*GIVEN EXERCISE*
Keep only those lines of the records that include the string "structured".

*RECORDED INFORMATION*

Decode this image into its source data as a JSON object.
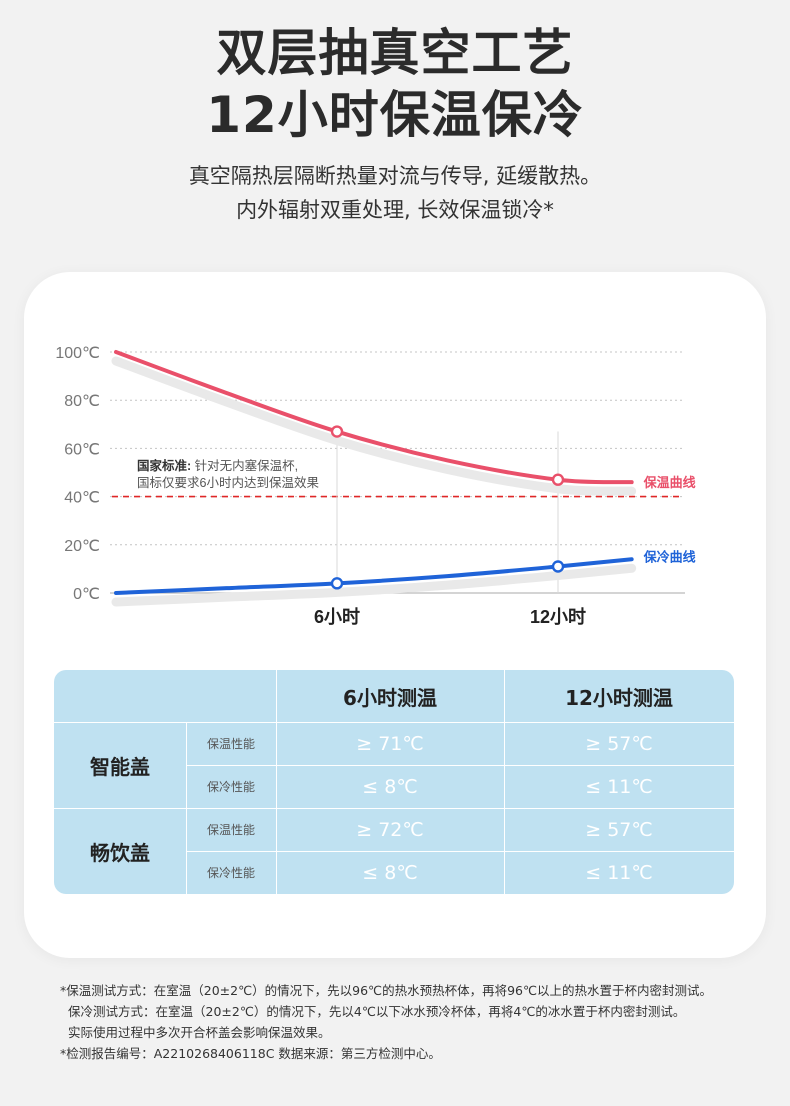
{
  "header": {
    "title_line1": "双层抽真空工艺",
    "title_line2": "12小时保温保冷",
    "subtitle_line1": "真空隔热层隔断热量对流与传导, 延缓散热。",
    "subtitle_line2": "内外辐射双重处理, 长效保温锁冷*"
  },
  "chart_data": {
    "type": "line",
    "x_ticks": [
      "6小时",
      "12小时"
    ],
    "y_ticks": [
      "100℃",
      "80℃",
      "60℃",
      "40℃",
      "20℃",
      "0℃"
    ],
    "ylim": [
      0,
      100
    ],
    "xlim_hours": [
      0,
      14
    ],
    "series": [
      {
        "name": "保温曲线",
        "color": "#e9506a",
        "x": [
          0,
          3,
          6,
          9,
          12,
          14
        ],
        "y": [
          100,
          83,
          67,
          55,
          47,
          46
        ],
        "markers": [
          {
            "x": 6,
            "y": 67
          },
          {
            "x": 12,
            "y": 47
          }
        ]
      },
      {
        "name": "保冷曲线",
        "color": "#1f63d8",
        "x": [
          0,
          3,
          6,
          9,
          12,
          14
        ],
        "y": [
          0,
          2,
          4,
          7,
          11,
          14
        ],
        "markers": [
          {
            "x": 6,
            "y": 4
          },
          {
            "x": 12,
            "y": 11
          }
        ]
      }
    ],
    "reference_line": {
      "y": 40,
      "color": "#e02727",
      "style": "dashed"
    },
    "annotation": {
      "bold": "国家标准:",
      "line1": "针对无内塞保温杯,",
      "line2": "国标仅要求6小时内达到保温效果"
    },
    "grid": "dotted horizontal"
  },
  "table": {
    "col_headers": [
      "6小时测温",
      "12小时测温"
    ],
    "groups": [
      {
        "name": "智能盖",
        "rows": [
          {
            "label": "保温性能",
            "v6": "≥ 71℃",
            "v12": "≥ 57℃"
          },
          {
            "label": "保冷性能",
            "v6": "≤ 8℃",
            "v12": "≤ 11℃"
          }
        ]
      },
      {
        "name": "畅饮盖",
        "rows": [
          {
            "label": "保温性能",
            "v6": "≥ 72℃",
            "v12": "≥ 57℃"
          },
          {
            "label": "保冷性能",
            "v6": "≤ 8℃",
            "v12": "≤ 11℃"
          }
        ]
      }
    ]
  },
  "notes": [
    "*保温测试方式：在室温（20±2℃）的情况下，先以96℃的热水预热杯体，再将96℃以上的热水置于杯内密封测试。",
    "保冷测试方式：在室温（20±2℃）的情况下，先以4℃以下冰水预冷杯体，再将4℃的冰水置于杯内密封测试。",
    "实际使用过程中多次开合杯盖会影响保温效果。",
    "*检测报告编号：A2210268406118C 数据来源：第三方检测中心。"
  ]
}
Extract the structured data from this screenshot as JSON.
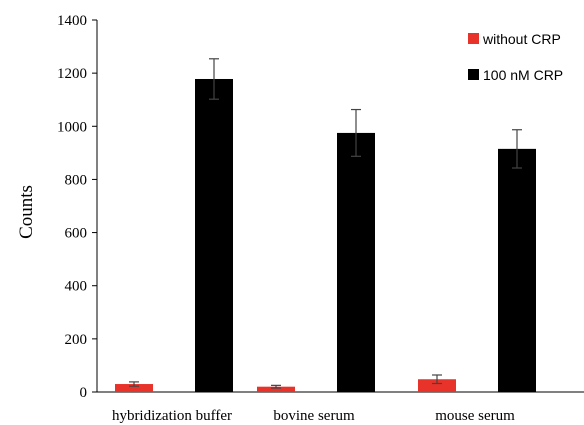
{
  "chart_data": {
    "type": "bar",
    "title": "",
    "xlabel": "",
    "ylabel": "Counts",
    "ylim": [
      0,
      1400
    ],
    "yticks": [
      0,
      200,
      400,
      600,
      800,
      1000,
      1200,
      1400
    ],
    "categories": [
      "hybridization buffer",
      "bovine serum",
      "mouse serum"
    ],
    "series": [
      {
        "name": "without CRP",
        "color": "#e8332a",
        "values": [
          30,
          20,
          48
        ],
        "errors": [
          8,
          5,
          16
        ]
      },
      {
        "name": "100 nM CRP",
        "color": "#000000",
        "values": [
          1178,
          975,
          915
        ],
        "errors": [
          76,
          88,
          72
        ]
      }
    ],
    "legend": "top-right",
    "grid": false
  }
}
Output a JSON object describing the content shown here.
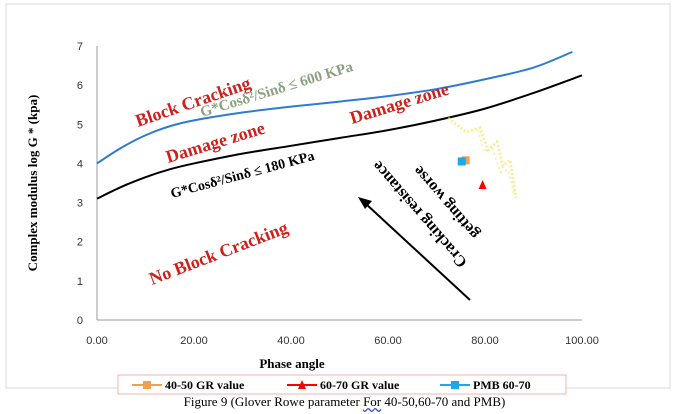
{
  "caption": {
    "prefix": "Figure 9 (Glover Rowe parameter ",
    "underlined": "For",
    "suffix": " 40-50,60-70 and PMB)"
  },
  "chart_data": {
    "type": "scatter",
    "xlabel": "Phase angle",
    "ylabel": "Complex modulus log G * (kpa)",
    "xlim": [
      0,
      100
    ],
    "ylim": [
      0,
      7
    ],
    "x_ticks": [
      "0.00",
      "20.00",
      "40.00",
      "60.00",
      "80.00",
      "100.00"
    ],
    "y_ticks": [
      "0",
      "1",
      "2",
      "3",
      "4",
      "5",
      "6",
      "7"
    ],
    "grid": false,
    "legend_position": "bottom",
    "series": [
      {
        "name": "40-50 GR value",
        "color": "#f0a050",
        "marker": "square",
        "points": [
          [
            76.0,
            4.08
          ]
        ]
      },
      {
        "name": "60-70 GR value",
        "color": "#ff0000",
        "marker": "triangle",
        "points": [
          [
            79.5,
            3.45
          ]
        ]
      },
      {
        "name": "PMB 60-70",
        "color": "#1ca8e8",
        "marker": "square",
        "points": [
          [
            75.2,
            4.05
          ]
        ]
      }
    ],
    "curves": [
      {
        "role": "upper-limit",
        "color": "#2e7cd0",
        "points": [
          [
            0,
            4.0
          ],
          [
            5,
            4.4
          ],
          [
            10,
            4.72
          ],
          [
            15,
            4.95
          ],
          [
            20,
            5.1
          ],
          [
            30,
            5.3
          ],
          [
            40,
            5.45
          ],
          [
            50,
            5.58
          ],
          [
            60,
            5.72
          ],
          [
            70,
            5.9
          ],
          [
            80,
            6.15
          ],
          [
            90,
            6.45
          ],
          [
            98,
            6.85
          ]
        ]
      },
      {
        "role": "lower-limit",
        "color": "#000000",
        "points": [
          [
            0,
            3.1
          ],
          [
            5,
            3.4
          ],
          [
            10,
            3.65
          ],
          [
            15,
            3.85
          ],
          [
            20,
            4.0
          ],
          [
            30,
            4.25
          ],
          [
            40,
            4.45
          ],
          [
            50,
            4.65
          ],
          [
            60,
            4.85
          ],
          [
            70,
            5.1
          ],
          [
            80,
            5.4
          ],
          [
            90,
            5.8
          ],
          [
            100,
            6.25
          ]
        ]
      }
    ],
    "annotations": {
      "block_cracking": "Block Cracking",
      "upper_equation": "G*Cosδ²/Sinδ ≤ 600 KPa",
      "damage_zone_left": "Damage zone",
      "damage_zone_right": "Damage zone",
      "lower_equation": "G*Cosδ²/Sinδ ≤ 180 KPa",
      "no_block_cracking": "No Block Cracking",
      "cracking_resistance": "Cracking resistance",
      "getting_worse": "getting worse"
    }
  },
  "colors": {
    "zone_text": "#d0201c",
    "upper_equation": "#8aa080",
    "axis": "#999999",
    "frame": "#d9d9d9",
    "smear": "#f4e86a"
  }
}
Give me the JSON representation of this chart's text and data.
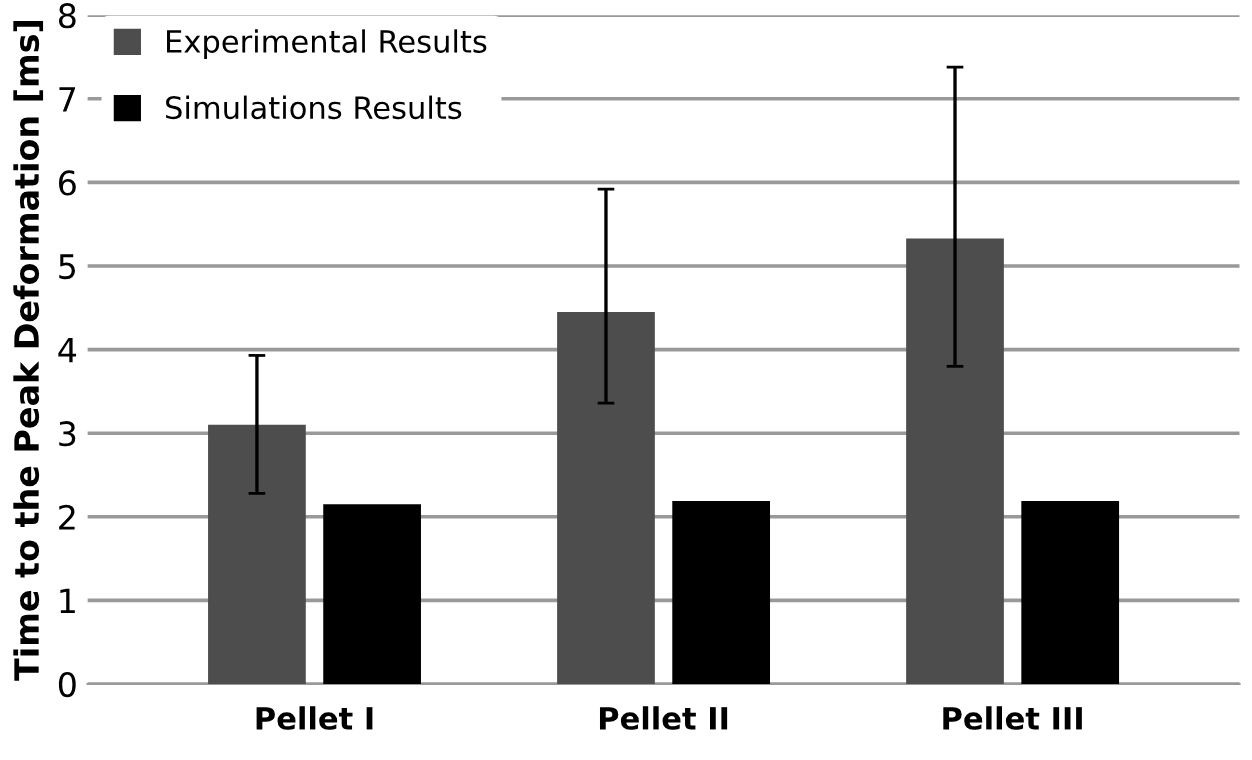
{
  "chart_data": {
    "type": "bar",
    "ylabel": "Time to the Peak Deformation [ms]",
    "categories": [
      "Pellet I",
      "Pellet II",
      "Pellet III"
    ],
    "series": [
      {
        "name": "Experimental Results",
        "color": "#4d4d4d",
        "values": [
          3.1,
          4.45,
          5.33
        ],
        "errors": [
          [
            2.28,
            3.93
          ],
          [
            3.36,
            5.92
          ],
          [
            3.8,
            7.38
          ]
        ]
      },
      {
        "name": "Simulations Results",
        "color": "#000000",
        "values": [
          2.15,
          2.19,
          2.19
        ]
      }
    ],
    "ylim": [
      0,
      8
    ],
    "yticks": [
      0,
      1,
      2,
      3,
      4,
      5,
      6,
      7,
      8
    ],
    "grid": "y",
    "legend": "top left"
  }
}
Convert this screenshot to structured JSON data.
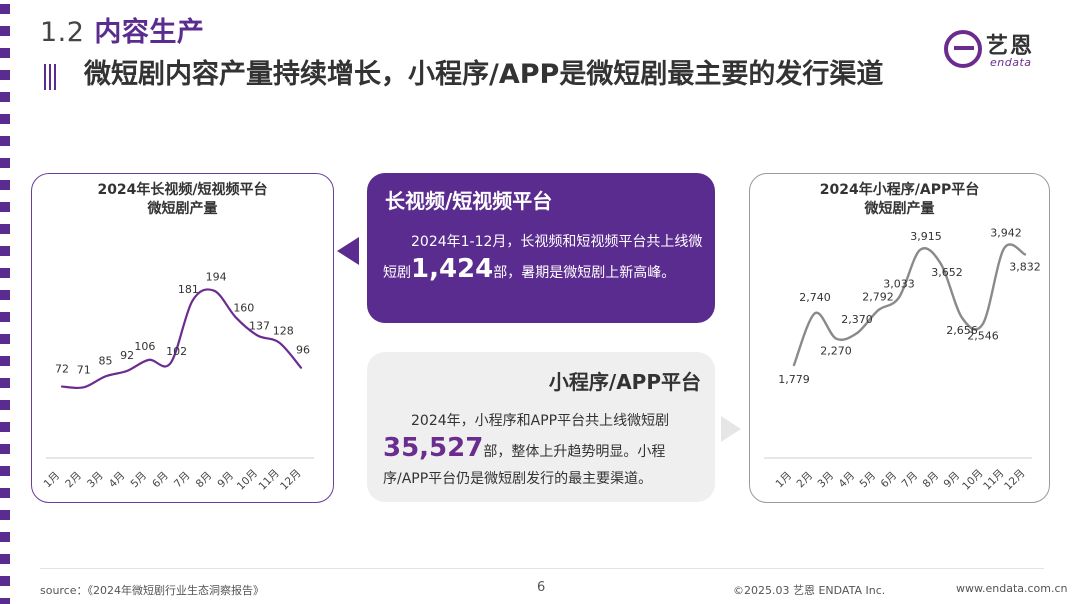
{
  "section": {
    "number": "1.2",
    "title": "内容生产"
  },
  "headline": "微短剧内容产量持续增长，小程序/APP是微短剧最主要的发行渠道",
  "logo": {
    "cn": "艺恩",
    "en": "endata"
  },
  "colors": {
    "brand_purple": "#5b2c8f",
    "card_gray": "#efefef",
    "line": "#6b2c8f",
    "right_line": "#8a8a8a"
  },
  "card_long_short": {
    "title": "长视频/短视频平台",
    "text_before": "2024年1-12月，长视频和短视频平台共上线微短剧",
    "highlight": "1,424",
    "text_after": "部，暑期是微短剧上新高峰。"
  },
  "card_miniapp": {
    "title": "小程序/APP平台",
    "text_before": "2024年，小程序和APP平台共上线微短剧",
    "highlight": "35,527",
    "text_after": "部，整体上升趋势明显。小程序/APP平台仍是微短剧发行的最主要渠道。"
  },
  "chart_data": [
    {
      "type": "line",
      "title_line1": "2024年长视频/短视频平台",
      "title_line2": "微短剧产量",
      "categories": [
        "1月",
        "2月",
        "3月",
        "4月",
        "5月",
        "6月",
        "7月",
        "8月",
        "9月",
        "10月",
        "11月",
        "12月"
      ],
      "values": [
        72,
        71,
        85,
        92,
        106,
        102,
        181,
        194,
        160,
        137,
        128,
        96
      ],
      "labels": [
        "72",
        "71",
        "85",
        "92",
        "106",
        "102",
        "181",
        "194",
        "160",
        "137",
        "128",
        "96"
      ],
      "ylim": [
        0,
        340
      ],
      "smooth": true,
      "color": "#6b2c8f"
    },
    {
      "type": "line",
      "title_line1": "2024年小程序/APP平台",
      "title_line2": "微短剧产量",
      "categories": [
        "1月",
        "2月",
        "3月",
        "4月",
        "5月",
        "6月",
        "7月",
        "8月",
        "9月",
        "10月",
        "11月",
        "12月"
      ],
      "values": [
        1779,
        2740,
        2270,
        2370,
        2792,
        3033,
        3915,
        3652,
        2656,
        2546,
        3942,
        3832
      ],
      "labels": [
        "1,779",
        "2,740",
        "2,270",
        "2,370",
        "2,792",
        "3,033",
        "3,915",
        "3,652",
        "2,656",
        "2,546",
        "3,942",
        "3,832"
      ],
      "ylim": [
        0,
        5000
      ],
      "smooth": true,
      "color": "#8a8a8a"
    }
  ],
  "footer": {
    "source": "source：《2024年微短剧行业生态洞察报告》",
    "page": "6",
    "copyright": "©2025.03  艺恩 ENDATA Inc.",
    "website": "www.endata.com.cn"
  }
}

*ANSWER TO THIS PROBLEM*
Extract the structured data from this screenshot as JSON.
Convert this screenshot to structured JSON data.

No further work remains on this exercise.